#### [STATED EXERCISE]
Please quote each line of the items below word for word.

#### [DATA ENTRIES]
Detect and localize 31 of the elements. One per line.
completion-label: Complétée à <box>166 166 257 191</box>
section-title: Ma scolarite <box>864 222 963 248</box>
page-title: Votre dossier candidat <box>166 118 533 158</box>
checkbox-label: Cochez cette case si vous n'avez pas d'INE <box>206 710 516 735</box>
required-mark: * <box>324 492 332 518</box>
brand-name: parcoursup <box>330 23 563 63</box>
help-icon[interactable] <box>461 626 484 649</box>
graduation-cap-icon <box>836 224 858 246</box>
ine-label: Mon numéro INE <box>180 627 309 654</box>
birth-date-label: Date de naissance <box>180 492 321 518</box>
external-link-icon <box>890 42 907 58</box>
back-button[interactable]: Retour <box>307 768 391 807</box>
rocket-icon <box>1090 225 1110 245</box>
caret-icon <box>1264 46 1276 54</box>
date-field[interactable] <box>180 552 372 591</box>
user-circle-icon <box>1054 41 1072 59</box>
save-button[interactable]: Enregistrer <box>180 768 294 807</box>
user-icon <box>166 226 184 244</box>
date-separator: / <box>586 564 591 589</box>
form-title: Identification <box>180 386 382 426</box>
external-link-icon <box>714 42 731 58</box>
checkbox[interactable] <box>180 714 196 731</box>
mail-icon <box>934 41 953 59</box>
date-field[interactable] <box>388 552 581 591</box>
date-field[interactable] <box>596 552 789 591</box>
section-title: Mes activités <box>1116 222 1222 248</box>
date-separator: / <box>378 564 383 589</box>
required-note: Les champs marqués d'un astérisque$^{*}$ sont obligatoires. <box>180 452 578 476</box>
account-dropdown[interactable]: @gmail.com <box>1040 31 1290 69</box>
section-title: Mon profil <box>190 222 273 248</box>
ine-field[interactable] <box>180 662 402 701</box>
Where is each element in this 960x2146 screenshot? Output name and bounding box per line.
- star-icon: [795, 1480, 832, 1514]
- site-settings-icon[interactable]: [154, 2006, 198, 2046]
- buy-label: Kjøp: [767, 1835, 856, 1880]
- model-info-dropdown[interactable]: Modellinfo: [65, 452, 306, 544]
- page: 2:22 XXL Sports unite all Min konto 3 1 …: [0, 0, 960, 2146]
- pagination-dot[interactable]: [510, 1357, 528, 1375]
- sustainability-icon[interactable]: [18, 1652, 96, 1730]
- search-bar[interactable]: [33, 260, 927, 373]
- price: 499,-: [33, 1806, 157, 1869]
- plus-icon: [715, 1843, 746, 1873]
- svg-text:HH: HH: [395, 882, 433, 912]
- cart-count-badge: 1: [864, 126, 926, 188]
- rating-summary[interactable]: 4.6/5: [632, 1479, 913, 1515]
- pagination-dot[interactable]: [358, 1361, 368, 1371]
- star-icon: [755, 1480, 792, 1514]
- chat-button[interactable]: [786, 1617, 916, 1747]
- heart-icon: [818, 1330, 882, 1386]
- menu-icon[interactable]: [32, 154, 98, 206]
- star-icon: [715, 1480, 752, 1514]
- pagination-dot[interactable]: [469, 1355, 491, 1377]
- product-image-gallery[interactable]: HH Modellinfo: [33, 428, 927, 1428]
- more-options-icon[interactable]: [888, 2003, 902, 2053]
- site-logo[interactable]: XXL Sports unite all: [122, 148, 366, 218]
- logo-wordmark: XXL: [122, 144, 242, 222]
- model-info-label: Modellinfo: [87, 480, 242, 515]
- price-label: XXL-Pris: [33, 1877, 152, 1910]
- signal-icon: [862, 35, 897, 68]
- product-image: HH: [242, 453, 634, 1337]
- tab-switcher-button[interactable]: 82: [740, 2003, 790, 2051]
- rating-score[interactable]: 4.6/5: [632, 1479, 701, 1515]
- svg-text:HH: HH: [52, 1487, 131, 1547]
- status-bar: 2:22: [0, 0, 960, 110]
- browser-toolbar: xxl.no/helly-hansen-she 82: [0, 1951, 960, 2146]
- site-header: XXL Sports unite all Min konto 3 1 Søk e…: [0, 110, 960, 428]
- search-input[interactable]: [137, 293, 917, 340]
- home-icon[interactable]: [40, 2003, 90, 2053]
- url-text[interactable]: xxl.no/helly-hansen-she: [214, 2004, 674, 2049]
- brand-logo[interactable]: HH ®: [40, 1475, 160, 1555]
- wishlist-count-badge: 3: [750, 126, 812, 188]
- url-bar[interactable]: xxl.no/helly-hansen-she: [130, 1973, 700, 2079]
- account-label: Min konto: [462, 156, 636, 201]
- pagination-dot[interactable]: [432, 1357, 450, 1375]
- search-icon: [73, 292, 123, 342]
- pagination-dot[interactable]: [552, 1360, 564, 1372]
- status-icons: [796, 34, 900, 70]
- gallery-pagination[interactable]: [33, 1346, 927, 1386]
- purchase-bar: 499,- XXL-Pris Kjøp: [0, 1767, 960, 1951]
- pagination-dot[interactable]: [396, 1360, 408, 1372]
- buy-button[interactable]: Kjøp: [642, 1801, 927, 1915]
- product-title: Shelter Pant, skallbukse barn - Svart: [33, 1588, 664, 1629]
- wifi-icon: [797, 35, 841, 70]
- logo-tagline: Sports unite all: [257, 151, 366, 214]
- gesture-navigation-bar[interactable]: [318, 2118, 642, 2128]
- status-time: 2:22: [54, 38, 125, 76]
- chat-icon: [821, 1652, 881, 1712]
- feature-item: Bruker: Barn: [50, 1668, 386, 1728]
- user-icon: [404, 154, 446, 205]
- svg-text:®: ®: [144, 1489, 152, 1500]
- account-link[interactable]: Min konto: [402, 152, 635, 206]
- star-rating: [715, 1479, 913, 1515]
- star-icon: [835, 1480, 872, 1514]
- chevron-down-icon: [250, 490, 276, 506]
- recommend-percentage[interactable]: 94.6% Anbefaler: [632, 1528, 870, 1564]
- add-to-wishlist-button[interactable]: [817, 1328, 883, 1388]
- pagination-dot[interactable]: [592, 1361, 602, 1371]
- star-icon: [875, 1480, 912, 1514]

#### [EXERCISE RESULT]
Detect and localize 31 of the elements. One per line.
completion-label: Complétée à <box>166 166 257 191</box>
section-title: Ma scolarite <box>864 222 963 248</box>
page-title: Votre dossier candidat <box>166 118 533 158</box>
checkbox-label: Cochez cette case si vous n'avez pas d'INE <box>206 710 516 735</box>
required-mark: * <box>324 492 332 518</box>
brand-name: parcoursup <box>330 23 563 63</box>
help-icon[interactable] <box>461 626 484 649</box>
graduation-cap-icon <box>836 224 858 246</box>
ine-label: Mon numéro INE <box>180 627 309 654</box>
birth-date-label: Date de naissance <box>180 492 321 518</box>
external-link-icon <box>890 42 907 58</box>
back-button[interactable]: Retour <box>307 768 391 807</box>
rocket-icon <box>1090 225 1110 245</box>
caret-icon <box>1264 46 1276 54</box>
date-field[interactable] <box>180 552 372 591</box>
user-circle-icon <box>1054 41 1072 59</box>
save-button[interactable]: Enregistrer <box>180 768 294 807</box>
user-icon <box>166 226 184 244</box>
date-separator: / <box>586 564 591 589</box>
form-title: Identification <box>180 386 382 426</box>
external-link-icon <box>714 42 731 58</box>
checkbox[interactable] <box>180 714 196 731</box>
mail-icon <box>934 41 953 59</box>
date-field[interactable] <box>388 552 581 591</box>
date-field[interactable] <box>596 552 789 591</box>
section-title: Mes activités <box>1116 222 1222 248</box>
date-separator: / <box>378 564 383 589</box>
required-note: Les champs marqués d'un astérisque$^{*}$ sont obligatoires. <box>180 452 578 476</box>
account-dropdown[interactable]: @gmail.com <box>1040 31 1290 69</box>
section-title: Mon profil <box>190 222 273 248</box>
ine-field[interactable] <box>180 662 402 701</box>
Where is each element in this 960x2146 screenshot? Output name and bounding box per line.
- star-icon: [795, 1480, 832, 1514]
- site-settings-icon[interactable]: [154, 2006, 198, 2046]
- buy-label: Kjøp: [767, 1835, 856, 1880]
- model-info-dropdown[interactable]: Modellinfo: [65, 452, 306, 544]
- page: 2:22 XXL Sports unite all Min konto 3 1 …: [0, 0, 960, 2146]
- pagination-dot[interactable]: [510, 1357, 528, 1375]
- sustainability-icon[interactable]: [18, 1652, 96, 1730]
- search-bar[interactable]: [33, 260, 927, 373]
- price: 499,-: [33, 1806, 157, 1869]
- plus-icon: [715, 1843, 746, 1873]
- svg-text:HH: HH: [395, 882, 433, 912]
- cart-count-badge: 1: [864, 126, 926, 188]
- rating-summary[interactable]: 4.6/5: [632, 1479, 913, 1515]
- pagination-dot[interactable]: [358, 1361, 368, 1371]
- star-icon: [755, 1480, 792, 1514]
- chat-button[interactable]: [786, 1617, 916, 1747]
- heart-icon: [818, 1330, 882, 1386]
- menu-icon[interactable]: [32, 154, 98, 206]
- star-icon: [715, 1480, 752, 1514]
- pagination-dot[interactable]: [469, 1355, 491, 1377]
- product-image-gallery[interactable]: HH Modellinfo: [33, 428, 927, 1428]
- more-options-icon[interactable]: [888, 2003, 902, 2053]
- site-logo[interactable]: XXL Sports unite all: [122, 148, 366, 218]
- logo-wordmark: XXL: [122, 144, 242, 222]
- model-info-label: Modellinfo: [87, 480, 242, 515]
- price-label: XXL-Pris: [33, 1877, 152, 1910]
- signal-icon: [862, 35, 897, 68]
- product-image: HH: [242, 453, 634, 1337]
- tab-switcher-button[interactable]: 82: [740, 2003, 790, 2051]
- rating-score[interactable]: 4.6/5: [632, 1479, 701, 1515]
- svg-text:HH: HH: [52, 1487, 131, 1547]
- status-bar: 2:22: [0, 0, 960, 110]
- browser-toolbar: xxl.no/helly-hansen-she 82: [0, 1951, 960, 2146]
- site-header: XXL Sports unite all Min konto 3 1 Søk e…: [0, 110, 960, 428]
- search-input[interactable]: [137, 293, 917, 340]
- home-icon[interactable]: [40, 2003, 90, 2053]
- url-text[interactable]: xxl.no/helly-hansen-she: [214, 2004, 674, 2049]
- brand-logo[interactable]: HH ®: [40, 1475, 160, 1555]
- wishlist-count-badge: 3: [750, 126, 812, 188]
- url-bar[interactable]: xxl.no/helly-hansen-she: [130, 1973, 700, 2079]
- account-label: Min konto: [462, 156, 636, 201]
- pagination-dot[interactable]: [432, 1357, 450, 1375]
- search-icon: [73, 292, 123, 342]
- pagination-dot[interactable]: [552, 1360, 564, 1372]
- status-icons: [796, 34, 900, 70]
- gallery-pagination[interactable]: [33, 1346, 927, 1386]
- purchase-bar: 499,- XXL-Pris Kjøp: [0, 1767, 960, 1951]
- pagination-dot[interactable]: [396, 1360, 408, 1372]
- buy-button[interactable]: Kjøp: [642, 1801, 927, 1915]
- product-title: Shelter Pant, skallbukse barn - Svart: [33, 1588, 664, 1629]
- wifi-icon: [797, 35, 841, 70]
- logo-tagline: Sports unite all: [257, 151, 366, 214]
- gesture-navigation-bar[interactable]: [318, 2118, 642, 2128]
- status-time: 2:22: [54, 38, 125, 76]
- chat-icon: [821, 1652, 881, 1712]
- feature-item: Bruker: Barn: [50, 1668, 386, 1728]
- user-icon: [404, 154, 446, 205]
- svg-text:®: ®: [144, 1489, 152, 1500]
- account-link[interactable]: Min konto: [402, 152, 635, 206]
- star-rating: [715, 1479, 913, 1515]
- star-icon: [835, 1480, 872, 1514]
- chevron-down-icon: [250, 490, 276, 506]
- recommend-percentage[interactable]: 94.6% Anbefaler: [632, 1528, 870, 1564]
- add-to-wishlist-button[interactable]: [817, 1328, 883, 1388]
- pagination-dot[interactable]: [592, 1361, 602, 1371]
- star-icon: [875, 1480, 912, 1514]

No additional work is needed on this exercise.